Count the lines containing "title". Give the number alone.

= = = =

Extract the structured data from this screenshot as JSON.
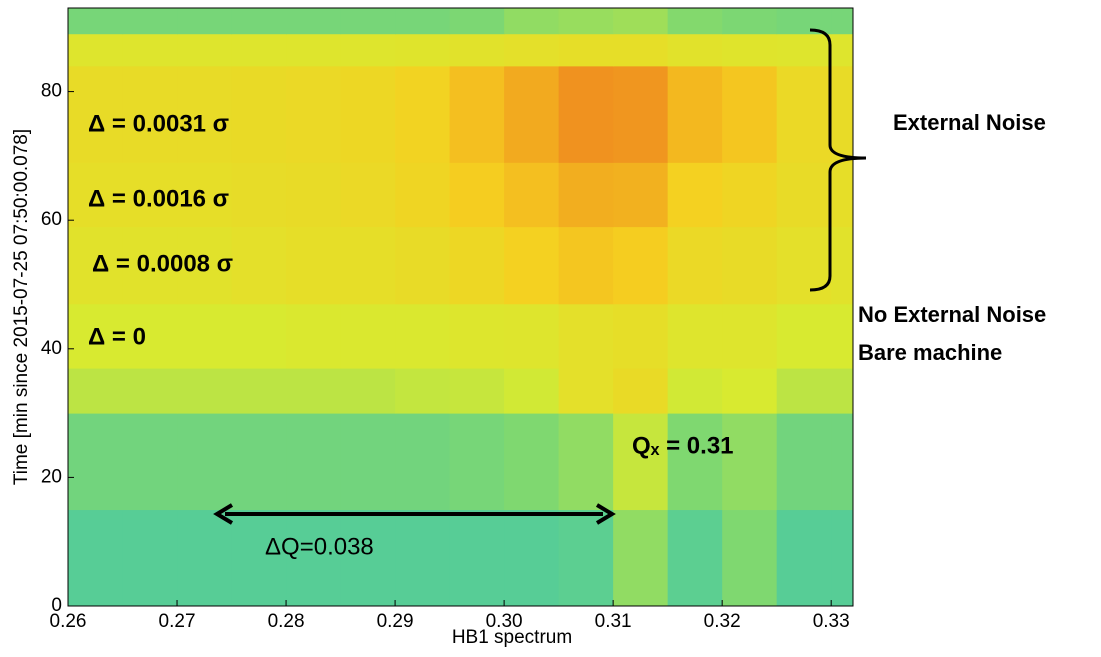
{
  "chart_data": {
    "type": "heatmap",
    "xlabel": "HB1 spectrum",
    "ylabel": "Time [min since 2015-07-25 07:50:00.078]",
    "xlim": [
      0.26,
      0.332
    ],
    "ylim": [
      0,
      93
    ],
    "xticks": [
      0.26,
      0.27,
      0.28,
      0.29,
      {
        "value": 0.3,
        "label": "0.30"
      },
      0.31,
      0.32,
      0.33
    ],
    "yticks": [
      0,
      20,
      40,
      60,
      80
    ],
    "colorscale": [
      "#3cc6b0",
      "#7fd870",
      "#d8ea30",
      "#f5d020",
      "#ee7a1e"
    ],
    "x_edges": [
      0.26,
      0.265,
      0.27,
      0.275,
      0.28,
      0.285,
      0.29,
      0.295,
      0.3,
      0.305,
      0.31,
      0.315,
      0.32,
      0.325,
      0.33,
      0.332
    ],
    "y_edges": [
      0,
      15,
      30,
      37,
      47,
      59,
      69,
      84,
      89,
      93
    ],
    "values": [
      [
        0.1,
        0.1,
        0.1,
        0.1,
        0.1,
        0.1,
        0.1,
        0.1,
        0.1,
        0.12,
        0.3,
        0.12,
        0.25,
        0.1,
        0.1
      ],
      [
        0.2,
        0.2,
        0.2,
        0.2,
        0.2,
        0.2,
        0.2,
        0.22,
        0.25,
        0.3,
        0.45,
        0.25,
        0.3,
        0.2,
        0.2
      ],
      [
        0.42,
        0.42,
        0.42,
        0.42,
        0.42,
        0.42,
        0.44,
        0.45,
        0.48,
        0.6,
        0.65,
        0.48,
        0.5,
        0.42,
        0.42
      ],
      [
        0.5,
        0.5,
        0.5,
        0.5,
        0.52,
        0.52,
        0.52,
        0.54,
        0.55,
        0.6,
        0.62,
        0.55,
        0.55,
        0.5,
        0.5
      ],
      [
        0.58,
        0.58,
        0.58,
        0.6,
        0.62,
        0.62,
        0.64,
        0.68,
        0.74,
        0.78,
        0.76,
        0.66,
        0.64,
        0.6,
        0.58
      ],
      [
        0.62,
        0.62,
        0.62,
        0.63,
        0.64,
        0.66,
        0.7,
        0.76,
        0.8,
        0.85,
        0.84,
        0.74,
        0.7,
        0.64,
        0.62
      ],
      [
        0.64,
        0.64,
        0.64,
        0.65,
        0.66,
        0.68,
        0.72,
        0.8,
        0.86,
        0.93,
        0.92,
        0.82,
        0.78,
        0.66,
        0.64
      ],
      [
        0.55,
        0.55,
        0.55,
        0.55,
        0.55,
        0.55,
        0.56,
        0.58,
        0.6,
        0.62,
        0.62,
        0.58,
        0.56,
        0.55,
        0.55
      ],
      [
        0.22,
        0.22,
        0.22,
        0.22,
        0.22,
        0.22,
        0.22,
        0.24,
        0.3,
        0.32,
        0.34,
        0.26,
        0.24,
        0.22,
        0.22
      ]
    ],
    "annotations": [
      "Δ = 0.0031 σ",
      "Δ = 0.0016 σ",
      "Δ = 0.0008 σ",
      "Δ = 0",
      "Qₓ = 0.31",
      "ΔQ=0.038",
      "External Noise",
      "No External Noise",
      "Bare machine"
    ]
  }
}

= = = =

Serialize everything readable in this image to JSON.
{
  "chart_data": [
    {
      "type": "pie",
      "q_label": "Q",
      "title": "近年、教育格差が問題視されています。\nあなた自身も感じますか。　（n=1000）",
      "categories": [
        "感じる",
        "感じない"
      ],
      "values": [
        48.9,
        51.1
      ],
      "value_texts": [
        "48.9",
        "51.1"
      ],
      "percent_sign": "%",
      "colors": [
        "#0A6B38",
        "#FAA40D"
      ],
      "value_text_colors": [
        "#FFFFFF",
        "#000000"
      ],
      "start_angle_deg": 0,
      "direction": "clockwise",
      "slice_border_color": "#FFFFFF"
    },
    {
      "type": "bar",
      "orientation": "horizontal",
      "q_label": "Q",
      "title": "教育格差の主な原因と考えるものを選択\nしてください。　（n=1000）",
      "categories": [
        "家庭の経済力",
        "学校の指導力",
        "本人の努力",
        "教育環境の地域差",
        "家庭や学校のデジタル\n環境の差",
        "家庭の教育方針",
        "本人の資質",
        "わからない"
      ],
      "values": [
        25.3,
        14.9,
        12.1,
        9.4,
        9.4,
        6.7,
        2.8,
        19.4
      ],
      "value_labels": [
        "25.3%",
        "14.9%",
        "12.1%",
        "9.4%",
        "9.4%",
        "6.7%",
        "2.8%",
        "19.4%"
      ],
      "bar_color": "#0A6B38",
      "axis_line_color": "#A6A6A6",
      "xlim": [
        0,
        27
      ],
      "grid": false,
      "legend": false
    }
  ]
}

= = = =

• [Correct output]
2